RECORDS PROVIDED —
★ ★ ★ ★ ★

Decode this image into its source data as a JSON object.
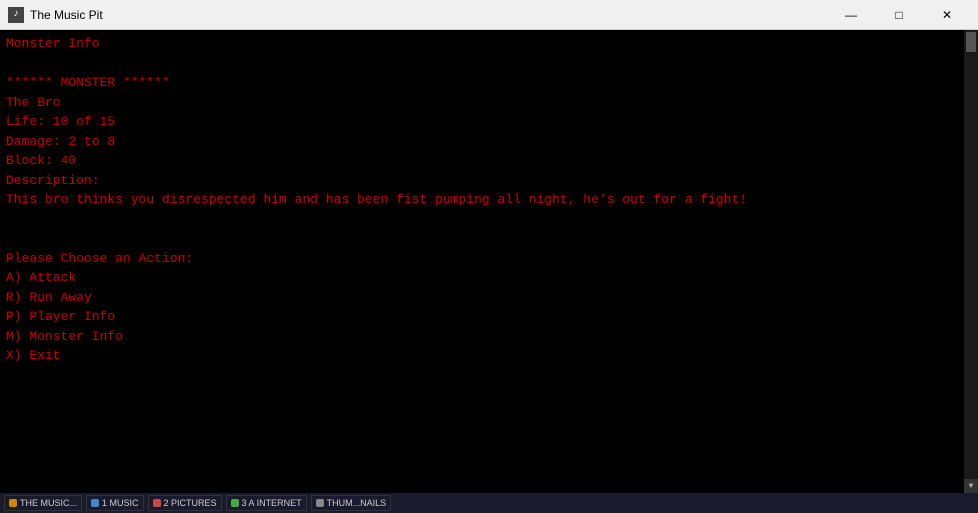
{
  "window": {
    "title": "The Music Pit",
    "icon_label": "♪"
  },
  "titlebar": {
    "minimize_label": "—",
    "maximize_label": "□",
    "close_label": "✕"
  },
  "terminal": {
    "section_title": "Monster Info",
    "monster_header": "****** MONSTER ******",
    "monster_name": "The Bro",
    "life": "Life: 10 of 15",
    "damage": "Damage: 2 to 8",
    "block": "Block: 40",
    "description_label": "Description:",
    "description_text": "This bro thinks you disrespected him and has been fist pumping all night, he's out for a fight!",
    "prompt": "Please Choose an Action:",
    "action_a": "A) Attack",
    "action_r": "R) Run Away",
    "action_p": "P) Player Info",
    "action_m": "M) Monster Info",
    "action_x": "X) Exit"
  },
  "taskbar": {
    "items": [
      {
        "label": "THE MUSIC...",
        "color": "#cc8800"
      },
      {
        "label": "1 MUSIC",
        "color": "#4488cc"
      },
      {
        "label": "2 PICTURES",
        "color": "#cc4444"
      },
      {
        "label": "3 A INTERNET",
        "color": "#44aa44"
      },
      {
        "label": "THUM...NAILS",
        "color": "#888888"
      }
    ]
  }
}
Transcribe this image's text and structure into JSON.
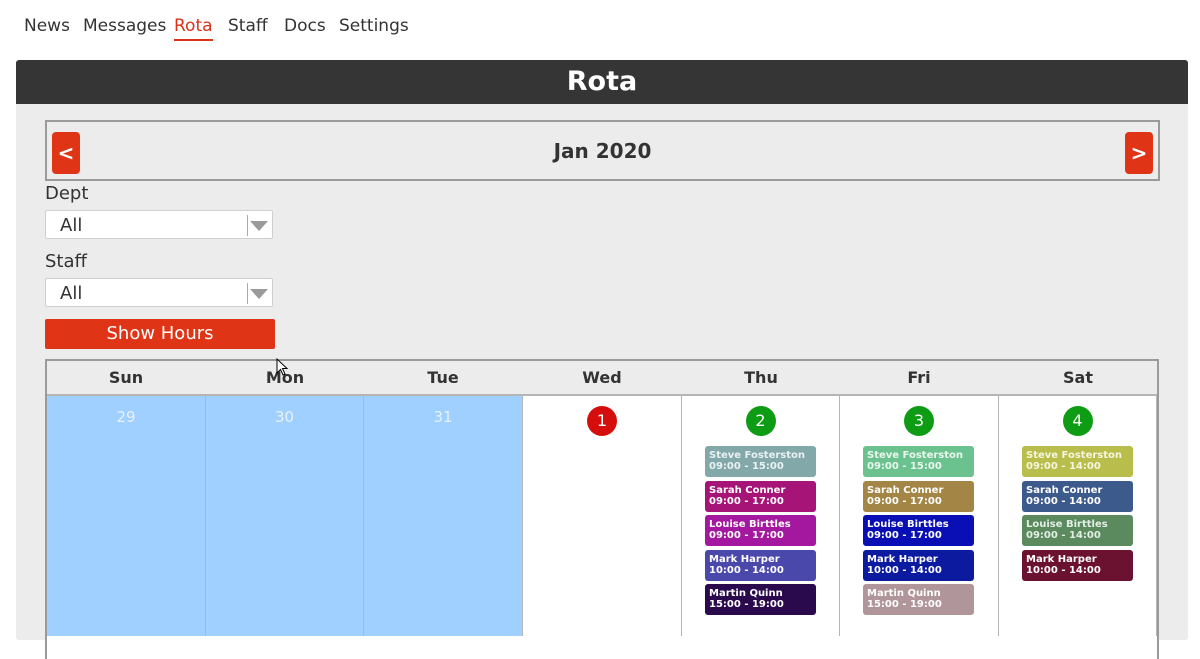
{
  "nav": {
    "items": [
      "News",
      "Messages",
      "Rota",
      "Staff",
      "Docs",
      "Settings"
    ],
    "active": "Rota"
  },
  "page": {
    "title": "Rota"
  },
  "month": {
    "label": "Jan 2020",
    "prev_label": "<",
    "next_label": ">"
  },
  "filters": {
    "dept_label": "Dept",
    "dept_value": "All",
    "staff_label": "Staff",
    "staff_value": "All",
    "show_hours_label": "Show Hours"
  },
  "calendar": {
    "days": [
      "Sun",
      "Mon",
      "Tue",
      "Wed",
      "Thu",
      "Fri",
      "Sat"
    ],
    "cells": [
      {
        "num": "29",
        "in_month": false
      },
      {
        "num": "30",
        "in_month": false
      },
      {
        "num": "31",
        "in_month": false
      },
      {
        "num": "1",
        "in_month": true,
        "badge_color": "#d60d0d",
        "shifts": []
      },
      {
        "num": "2",
        "in_month": true,
        "badge_color": "#0e9c14",
        "shifts": [
          {
            "name": "Steve Fosterston",
            "time": "09:00 - 15:00",
            "bg": "#82a8aa",
            "fg": "#e9f1f1"
          },
          {
            "name": "Sarah Conner",
            "time": "09:00 - 17:00",
            "bg": "#a61478",
            "fg": "#ffffff"
          },
          {
            "name": "Louise Birttles",
            "time": "09:00 - 17:00",
            "bg": "#a4189f",
            "fg": "#ffffff"
          },
          {
            "name": "Mark Harper",
            "time": "10:00 - 14:00",
            "bg": "#4b48ac",
            "fg": "#ffffff"
          },
          {
            "name": "Martin Quinn",
            "time": "15:00 - 19:00",
            "bg": "#2a0a4d",
            "fg": "#ffffff"
          }
        ]
      },
      {
        "num": "3",
        "in_month": true,
        "badge_color": "#0e9c14",
        "shifts": [
          {
            "name": "Steve Fosterston",
            "time": "09:00 - 15:00",
            "bg": "#6cc28f",
            "fg": "#e9f7ee"
          },
          {
            "name": "Sarah Conner",
            "time": "09:00 - 17:00",
            "bg": "#a38546",
            "fg": "#ffffff"
          },
          {
            "name": "Louise Birttles",
            "time": "09:00 - 17:00",
            "bg": "#0a0fb5",
            "fg": "#ffffff"
          },
          {
            "name": "Mark Harper",
            "time": "10:00 - 14:00",
            "bg": "#0c1aa0",
            "fg": "#ffffff"
          },
          {
            "name": "Martin Quinn",
            "time": "15:00 - 19:00",
            "bg": "#b0969a",
            "fg": "#ffffff"
          }
        ]
      },
      {
        "num": "4",
        "in_month": true,
        "badge_color": "#0e9c14",
        "shifts": [
          {
            "name": "Steve Fosterston",
            "time": "09:00 - 14:00",
            "bg": "#b8bd4c",
            "fg": "#f5f6dd"
          },
          {
            "name": "Sarah Conner",
            "time": "09:00 - 14:00",
            "bg": "#3d5a8c",
            "fg": "#ffffff"
          },
          {
            "name": "Louise Birttles",
            "time": "09:00 - 14:00",
            "bg": "#5a8a5e",
            "fg": "#e3eee4"
          },
          {
            "name": "Mark Harper",
            "time": "10:00 - 14:00",
            "bg": "#6c1231",
            "fg": "#ffffff"
          }
        ]
      }
    ]
  },
  "colors": {
    "accent": "#df3416",
    "header_bg": "#353535",
    "prev_month_bg": "#9fd0ff",
    "panel_bg": "#ececec"
  }
}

★ ★ ★ ★ ★

EXERCISE DETAILS —
Search the entries for "Info" and copy out each line that has it.

FINAL ANSWER —
    "section_title": "Monster Info",
    "action_p": "P) Player Info",
    "action_m": "M) Monster Info",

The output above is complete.